Le deuxième morceau a été composé en octobre 2008 et n'a pas encore de titre. Ca ondule légèrement comme une mer calme sur le rivage. C'est beau d'entendre un magicien en action. Louis est obligé de tricoter doucement sur les cymbales ce qui lui fait grand bien. Nom de Zeus que c'est beau ! Tigran est un des très rares artistes capables de me faire monter la larme à l'œil. Ca monte doucement en puissance, en trilles. Le vent souffle dans les branches des pins maritimes. Un jour ce garçon aura l'audace de se lancer en solo. J'attends ce jour avec gourmandise.
Tigran repart sur un autre ballade. Louis joue à mains nues sur ses tambours. C'est là qu'il est le meilleur. Ca accélère doucement. Louis a repris les baguettes. Même quand Tigran joue viril, charnu, il est tellement fluide dans son jeu que ça glisse. Il alterne le tempo rapide, musclé avec le tempo lent, doux. Tiens une petite citation de « My favorite things ». Dès que ça joue vite et fort, Louis Moutin révèle ses limites alors que François et Tigran semblent illimités. En pleine montée, ils s'arrêtent net pour revenir au thème de départ, tout en douceur.Ils repartent à fond les manettes pour finir d'un coup.

DONNÉES À ANALYSER:
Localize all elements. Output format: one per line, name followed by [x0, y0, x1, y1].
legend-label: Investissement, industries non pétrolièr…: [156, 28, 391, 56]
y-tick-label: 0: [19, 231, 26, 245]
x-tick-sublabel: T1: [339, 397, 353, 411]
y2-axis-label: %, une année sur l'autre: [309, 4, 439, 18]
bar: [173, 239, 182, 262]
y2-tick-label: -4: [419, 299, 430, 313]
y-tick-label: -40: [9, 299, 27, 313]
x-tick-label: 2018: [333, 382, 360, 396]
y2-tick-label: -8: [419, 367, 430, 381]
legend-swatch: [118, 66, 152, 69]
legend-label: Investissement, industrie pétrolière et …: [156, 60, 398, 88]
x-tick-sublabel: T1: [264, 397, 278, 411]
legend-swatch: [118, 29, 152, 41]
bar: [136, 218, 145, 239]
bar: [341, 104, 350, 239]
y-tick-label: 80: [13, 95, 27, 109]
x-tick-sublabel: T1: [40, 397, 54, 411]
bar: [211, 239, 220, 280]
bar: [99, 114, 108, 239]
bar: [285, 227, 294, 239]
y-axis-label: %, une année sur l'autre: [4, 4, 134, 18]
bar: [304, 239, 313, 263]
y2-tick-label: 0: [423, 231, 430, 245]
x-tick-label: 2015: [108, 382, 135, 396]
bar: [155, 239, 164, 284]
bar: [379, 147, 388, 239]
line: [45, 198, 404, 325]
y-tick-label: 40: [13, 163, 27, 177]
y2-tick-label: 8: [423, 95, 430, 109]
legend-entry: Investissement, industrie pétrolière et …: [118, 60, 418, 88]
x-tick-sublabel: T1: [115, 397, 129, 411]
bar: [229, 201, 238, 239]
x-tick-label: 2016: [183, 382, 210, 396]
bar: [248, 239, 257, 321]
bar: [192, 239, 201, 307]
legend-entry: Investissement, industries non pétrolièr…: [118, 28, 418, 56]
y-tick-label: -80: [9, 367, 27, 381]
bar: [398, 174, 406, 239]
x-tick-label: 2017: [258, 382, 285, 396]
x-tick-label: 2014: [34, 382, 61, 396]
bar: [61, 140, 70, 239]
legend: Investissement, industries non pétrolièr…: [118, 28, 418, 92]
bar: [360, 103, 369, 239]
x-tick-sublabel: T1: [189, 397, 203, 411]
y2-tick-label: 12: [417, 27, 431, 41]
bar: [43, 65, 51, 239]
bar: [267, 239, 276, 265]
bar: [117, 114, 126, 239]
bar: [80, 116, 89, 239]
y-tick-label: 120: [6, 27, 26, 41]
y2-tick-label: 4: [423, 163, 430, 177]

À COMPLÉTER:
1 - Résume le texte d'étude en deux phrases.
2 - D'après le texte d'étude, quand le deuxième morceau a-t-il été composé ?
3 - Réécris le passage du texte d'étude qui va de « Le deuxième morceau » jusqu'à « jour avec gourmandise. » inclus, en remplaçant « cymbales » par « tambours ».

CORRIGÉ:
1 - Le deuxième morceau, composé en octobre 2008 et encore sans titre, monte doucement en puissance et est jugé très beau ; le texte dit attendre avec gourmandise le jour où Tigran se lancera en solo. Sur une autre ballade, Louis joue à mains nues puis reprend les baguettes, Tigran alterne tempo rapide et tempo lent, et le trio revient au thème de départ en douceur avant de repartir à fond pour finir d'un coup.

2 - En octobre 2008.

3 -
Le deuxième morceau a été composé en octobre 2008 et n'a pas encore de titre. Ca ondule légèrement comme une mer calme sur le rivage. C'est beau d'entendre un magicien en action. Louis est obligé de tricoter doucement sur les tambours ce qui lui fait grand bien. Nom de Zeus que c'est beau ! Tigran est un des très rares artistes capables de me faire monter la larme à l'œil. Ca monte doucement en puissance, en trilles. Le vent souffle dans les branches des pins maritimes. Un jour ce garçon aura l'audace de se lancer en solo. J'attends ce jour avec gourmandise.